- [Instruction]: For the copy, please give all of the data again exactly and leave the pictures out.

------ Dataset extract

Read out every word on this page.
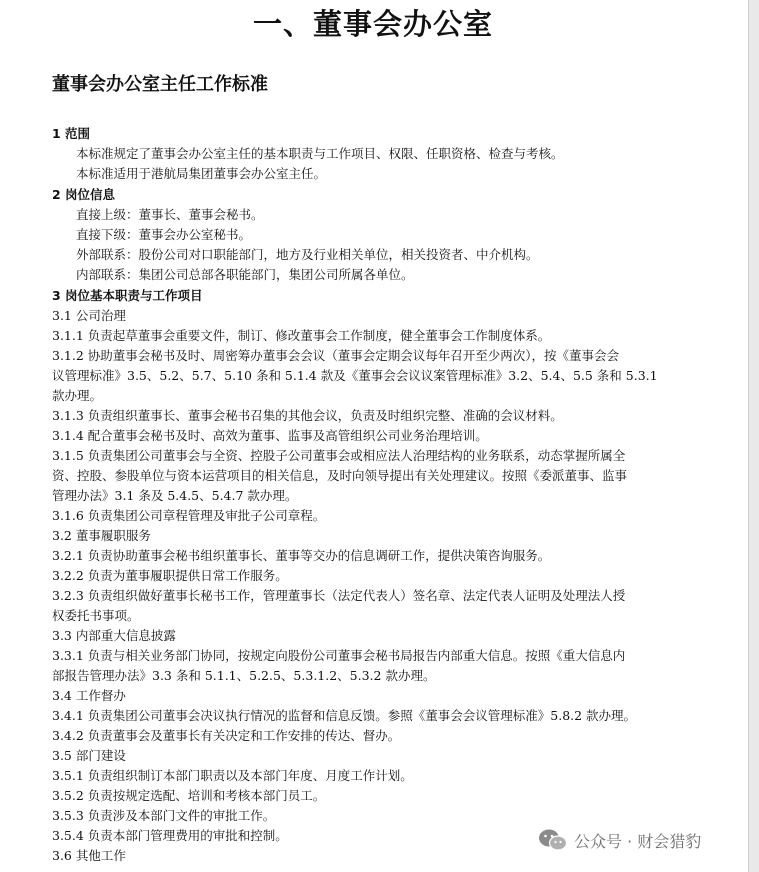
一、董事会办公室
董事会办公室主任工作标准
1 范围
本标准规定了董事会办公室主任的基本职责与工作项目、权限、任职资格、检查与考核。
本标准适用于港航局集团董事会办公室主任。
2 岗位信息
直接上级：董事长、董事会秘书。
直接下级：董事会办公室秘书。
外部联系：股份公司对口职能部门，地方及行业相关单位，相关投资者、中介机构。
内部联系：集团公司总部各职能部门，集团公司所属各单位。
3 岗位基本职责与工作项目
3.1 公司治理
3.1.1 负责起草董事会重要文件，制订、修改董事会工作制度，健全董事会工作制度体系。
3.1.2 协助董事会秘书及时、周密筹办董事会会议（董事会定期会议每年召开至少两次），按《董事会会
议管理标准》3.5、5.2、5.7、5.10 条和 5.1.4 款及《董事会会议议案管理标准》3.2、5.4、5.5 条和 5.3.1
款办理。
3.1.3 负责组织董事长、董事会秘书召集的其他会议，负责及时组织完整、准确的会议材料。
3.1.4 配合董事会秘书及时、高效为董事、监事及高管组织公司业务治理培训。
3.1.5 负责集团公司董事会与全资、控股子公司董事会或相应法人治理结构的业务联系，动态掌握所属全
资、控股、参股单位与资本运营项目的相关信息，及时向领导提出有关处理建议。按照《委派董事、监事
管理办法》3.1 条及 5.4.5、5.4.7 款办理。
3.1.6 负责集团公司章程管理及审批子公司章程。
3.2 董事履职服务
3.2.1 负责协助董事会秘书组织董事长、董事等交办的信息调研工作，提供决策咨询服务。
3.2.2 负责为董事履职提供日常工作服务。
3.2.3 负责组织做好董事长秘书工作，管理董事长（法定代表人）签名章、法定代表人证明及处理法人授
权委托书事项。
3.3 内部重大信息披露
3.3.1 负责与相关业务部门协同，按规定向股份公司董事会秘书局报告内部重大信息。按照《重大信息内
部报告管理办法》3.3 条和 5.1.1、5.2.5、5.3.1.2、5.3.2 款办理。
3.4 工作督办
3.4.1 负责集团公司董事会决议执行情况的监督和信息反馈。参照《董事会会议管理标准》5.8.2 款办理。
3.4.2 负责董事会及董事长有关决定和工作安排的传达、督办。
3.5 部门建设
3.5.1 负责组织制订本部门职责以及本部门年度、月度工作计划。
3.5.2 负责按规定选配、培训和考核本部门员工。
3.5.3 负责涉及本部门文件的审批工作。
3.5.4 负责本部门管理费用的审批和控制。
3.6 其他工作
公众号 · 财会猎豹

------------

- [Correct result]:
Read out every word on this page.
一、董事会办公室
董事会办公室主任工作标准
1 范围
本标准规定了董事会办公室主任的基本职责与工作项目、权限、任职资格、检查与考核。
本标准适用于港航局集团董事会办公室主任。
2 岗位信息
直接上级：董事长、董事会秘书。
直接下级：董事会办公室秘书。
外部联系：股份公司对口职能部门，地方及行业相关单位，相关投资者、中介机构。
内部联系：集团公司总部各职能部门，集团公司所属各单位。
3 岗位基本职责与工作项目
3.1 公司治理
3.1.1 负责起草董事会重要文件，制订、修改董事会工作制度，健全董事会工作制度体系。
3.1.2 协助董事会秘书及时、周密筹办董事会会议（董事会定期会议每年召开至少两次），按《董事会会
议管理标准》3.5、5.2、5.7、5.10 条和 5.1.4 款及《董事会会议议案管理标准》3.2、5.4、5.5 条和 5.3.1
款办理。
3.1.3 负责组织董事长、董事会秘书召集的其他会议，负责及时组织完整、准确的会议材料。
3.1.4 配合董事会秘书及时、高效为董事、监事及高管组织公司业务治理培训。
3.1.5 负责集团公司董事会与全资、控股子公司董事会或相应法人治理结构的业务联系，动态掌握所属全
资、控股、参股单位与资本运营项目的相关信息，及时向领导提出有关处理建议。按照《委派董事、监事
管理办法》3.1 条及 5.4.5、5.4.7 款办理。
3.1.6 负责集团公司章程管理及审批子公司章程。
3.2 董事履职服务
3.2.1 负责协助董事会秘书组织董事长、董事等交办的信息调研工作，提供决策咨询服务。
3.2.2 负责为董事履职提供日常工作服务。
3.2.3 负责组织做好董事长秘书工作，管理董事长（法定代表人）签名章、法定代表人证明及处理法人授
权委托书事项。
3.3 内部重大信息披露
3.3.1 负责与相关业务部门协同，按规定向股份公司董事会秘书局报告内部重大信息。按照《重大信息内
部报告管理办法》3.3 条和 5.1.1、5.2.5、5.3.1.2、5.3.2 款办理。
3.4 工作督办
3.4.1 负责集团公司董事会决议执行情况的监督和信息反馈。参照《董事会会议管理标准》5.8.2 款办理。
3.4.2 负责董事会及董事长有关决定和工作安排的传达、督办。
3.5 部门建设
3.5.1 负责组织制订本部门职责以及本部门年度、月度工作计划。
3.5.2 负责按规定选配、培训和考核本部门员工。
3.5.3 负责涉及本部门文件的审批工作。
3.5.4 负责本部门管理费用的审批和控制。
3.6 其他工作
公众号 · 财会猎豹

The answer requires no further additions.